(Beginning of Provided entries)

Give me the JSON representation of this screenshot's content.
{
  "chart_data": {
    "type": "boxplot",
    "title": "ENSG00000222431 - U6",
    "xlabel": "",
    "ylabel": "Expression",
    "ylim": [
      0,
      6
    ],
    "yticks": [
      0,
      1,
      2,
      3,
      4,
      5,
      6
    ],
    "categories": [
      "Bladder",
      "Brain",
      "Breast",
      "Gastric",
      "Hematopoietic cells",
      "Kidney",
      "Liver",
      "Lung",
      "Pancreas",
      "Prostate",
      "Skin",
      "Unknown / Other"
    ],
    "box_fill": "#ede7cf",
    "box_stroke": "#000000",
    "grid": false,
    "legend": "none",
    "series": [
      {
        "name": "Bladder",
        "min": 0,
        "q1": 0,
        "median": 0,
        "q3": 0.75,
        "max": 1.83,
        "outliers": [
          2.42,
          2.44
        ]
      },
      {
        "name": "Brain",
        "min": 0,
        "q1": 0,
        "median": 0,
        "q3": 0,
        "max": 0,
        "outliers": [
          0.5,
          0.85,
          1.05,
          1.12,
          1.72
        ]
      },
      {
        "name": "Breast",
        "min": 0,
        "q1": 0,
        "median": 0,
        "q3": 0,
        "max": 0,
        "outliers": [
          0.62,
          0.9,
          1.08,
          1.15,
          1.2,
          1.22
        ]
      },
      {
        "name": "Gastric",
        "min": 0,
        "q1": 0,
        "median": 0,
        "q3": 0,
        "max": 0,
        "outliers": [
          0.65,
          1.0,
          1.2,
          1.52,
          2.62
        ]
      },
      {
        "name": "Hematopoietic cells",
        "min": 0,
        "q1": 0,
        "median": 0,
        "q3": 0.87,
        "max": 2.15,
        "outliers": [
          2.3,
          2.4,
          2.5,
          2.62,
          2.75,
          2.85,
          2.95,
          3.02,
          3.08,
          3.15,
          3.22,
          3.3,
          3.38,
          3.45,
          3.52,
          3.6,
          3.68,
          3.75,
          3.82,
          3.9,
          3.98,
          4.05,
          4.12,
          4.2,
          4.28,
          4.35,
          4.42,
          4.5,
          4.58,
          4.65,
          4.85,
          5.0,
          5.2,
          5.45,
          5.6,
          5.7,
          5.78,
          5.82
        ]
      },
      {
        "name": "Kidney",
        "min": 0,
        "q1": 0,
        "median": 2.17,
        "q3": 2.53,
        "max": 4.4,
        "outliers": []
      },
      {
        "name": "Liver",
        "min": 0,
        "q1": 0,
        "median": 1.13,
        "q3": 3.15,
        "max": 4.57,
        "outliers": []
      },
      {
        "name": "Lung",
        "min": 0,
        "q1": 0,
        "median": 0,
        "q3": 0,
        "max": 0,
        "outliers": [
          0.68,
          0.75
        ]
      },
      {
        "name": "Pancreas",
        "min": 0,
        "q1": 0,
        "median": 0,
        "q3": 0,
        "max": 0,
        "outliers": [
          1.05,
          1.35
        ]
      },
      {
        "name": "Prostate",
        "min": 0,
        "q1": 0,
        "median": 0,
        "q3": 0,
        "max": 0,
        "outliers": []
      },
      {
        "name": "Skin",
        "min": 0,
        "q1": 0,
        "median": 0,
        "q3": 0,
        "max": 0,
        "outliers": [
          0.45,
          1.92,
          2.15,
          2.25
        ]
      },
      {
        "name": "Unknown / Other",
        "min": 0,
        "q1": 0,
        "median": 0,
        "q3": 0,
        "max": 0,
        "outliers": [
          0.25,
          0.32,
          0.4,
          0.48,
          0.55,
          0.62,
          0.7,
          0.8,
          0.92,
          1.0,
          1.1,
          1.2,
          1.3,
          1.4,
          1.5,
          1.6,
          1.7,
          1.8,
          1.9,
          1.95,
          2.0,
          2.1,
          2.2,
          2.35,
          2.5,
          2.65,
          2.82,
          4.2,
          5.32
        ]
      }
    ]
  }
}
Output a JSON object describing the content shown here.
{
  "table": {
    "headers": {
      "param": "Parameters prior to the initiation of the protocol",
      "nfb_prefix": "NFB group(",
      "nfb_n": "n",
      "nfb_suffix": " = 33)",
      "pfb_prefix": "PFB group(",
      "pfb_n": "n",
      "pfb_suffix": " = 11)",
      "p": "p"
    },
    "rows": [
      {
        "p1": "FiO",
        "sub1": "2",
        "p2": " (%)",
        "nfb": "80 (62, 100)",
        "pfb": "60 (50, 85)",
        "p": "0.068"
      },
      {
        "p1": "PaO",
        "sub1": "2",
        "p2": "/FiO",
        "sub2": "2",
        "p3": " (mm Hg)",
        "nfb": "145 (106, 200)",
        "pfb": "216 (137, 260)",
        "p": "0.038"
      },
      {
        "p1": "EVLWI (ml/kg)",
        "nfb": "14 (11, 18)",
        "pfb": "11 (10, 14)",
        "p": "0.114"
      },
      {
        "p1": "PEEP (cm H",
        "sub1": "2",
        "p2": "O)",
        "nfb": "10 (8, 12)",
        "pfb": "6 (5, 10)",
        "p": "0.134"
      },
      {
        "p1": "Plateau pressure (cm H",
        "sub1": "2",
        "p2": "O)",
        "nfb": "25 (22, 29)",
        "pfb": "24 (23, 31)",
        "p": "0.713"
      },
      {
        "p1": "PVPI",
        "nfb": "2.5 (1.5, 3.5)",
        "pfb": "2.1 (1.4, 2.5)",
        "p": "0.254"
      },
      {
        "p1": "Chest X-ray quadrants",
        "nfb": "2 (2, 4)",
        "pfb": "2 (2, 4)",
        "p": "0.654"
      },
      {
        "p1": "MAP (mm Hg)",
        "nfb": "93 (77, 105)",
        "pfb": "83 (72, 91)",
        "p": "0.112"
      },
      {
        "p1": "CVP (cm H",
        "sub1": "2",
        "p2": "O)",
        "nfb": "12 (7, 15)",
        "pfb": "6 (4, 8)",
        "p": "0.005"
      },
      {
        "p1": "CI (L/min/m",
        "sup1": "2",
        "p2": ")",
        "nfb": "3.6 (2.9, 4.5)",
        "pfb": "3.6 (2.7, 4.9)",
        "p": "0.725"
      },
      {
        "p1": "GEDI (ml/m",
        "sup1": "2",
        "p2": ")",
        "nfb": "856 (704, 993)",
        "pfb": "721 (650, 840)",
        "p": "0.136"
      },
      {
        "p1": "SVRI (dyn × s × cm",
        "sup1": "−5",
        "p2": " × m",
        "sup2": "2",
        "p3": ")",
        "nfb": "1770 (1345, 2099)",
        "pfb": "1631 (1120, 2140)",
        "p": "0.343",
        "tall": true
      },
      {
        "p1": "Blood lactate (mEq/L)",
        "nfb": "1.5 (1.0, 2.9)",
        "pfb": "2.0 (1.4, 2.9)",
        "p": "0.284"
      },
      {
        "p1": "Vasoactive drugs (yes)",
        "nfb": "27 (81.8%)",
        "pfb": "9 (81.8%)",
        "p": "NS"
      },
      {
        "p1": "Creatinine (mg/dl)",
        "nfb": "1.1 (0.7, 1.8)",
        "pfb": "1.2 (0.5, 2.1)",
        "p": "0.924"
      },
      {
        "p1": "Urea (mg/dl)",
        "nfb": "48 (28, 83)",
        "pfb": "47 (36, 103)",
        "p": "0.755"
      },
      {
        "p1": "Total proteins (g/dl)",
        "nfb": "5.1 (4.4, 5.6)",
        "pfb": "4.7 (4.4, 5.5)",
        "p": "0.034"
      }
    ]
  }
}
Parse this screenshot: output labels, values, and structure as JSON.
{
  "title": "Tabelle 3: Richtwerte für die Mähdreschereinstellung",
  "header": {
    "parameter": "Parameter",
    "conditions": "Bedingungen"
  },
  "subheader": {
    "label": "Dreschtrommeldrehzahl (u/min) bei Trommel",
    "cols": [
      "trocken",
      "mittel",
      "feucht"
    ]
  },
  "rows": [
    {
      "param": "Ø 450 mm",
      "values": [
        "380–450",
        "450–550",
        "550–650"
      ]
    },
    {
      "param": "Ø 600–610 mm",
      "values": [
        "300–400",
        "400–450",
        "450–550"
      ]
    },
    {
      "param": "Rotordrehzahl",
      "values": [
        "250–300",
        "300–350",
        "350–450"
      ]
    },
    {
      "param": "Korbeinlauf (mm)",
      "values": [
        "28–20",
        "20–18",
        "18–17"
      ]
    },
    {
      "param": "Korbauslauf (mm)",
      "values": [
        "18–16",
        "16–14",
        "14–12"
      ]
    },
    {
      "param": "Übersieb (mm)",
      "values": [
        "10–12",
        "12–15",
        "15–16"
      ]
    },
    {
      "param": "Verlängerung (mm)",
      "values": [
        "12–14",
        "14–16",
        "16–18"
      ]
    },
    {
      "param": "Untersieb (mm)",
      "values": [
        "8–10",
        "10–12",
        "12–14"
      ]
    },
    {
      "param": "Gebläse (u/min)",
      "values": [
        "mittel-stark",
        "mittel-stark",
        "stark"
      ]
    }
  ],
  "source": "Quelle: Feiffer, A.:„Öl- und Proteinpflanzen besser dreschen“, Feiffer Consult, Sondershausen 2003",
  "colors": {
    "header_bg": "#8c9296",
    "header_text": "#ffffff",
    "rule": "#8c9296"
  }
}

(End of Provided entries)

How many lines of the listing above include the word "JSON"? State the number and nothing else.

3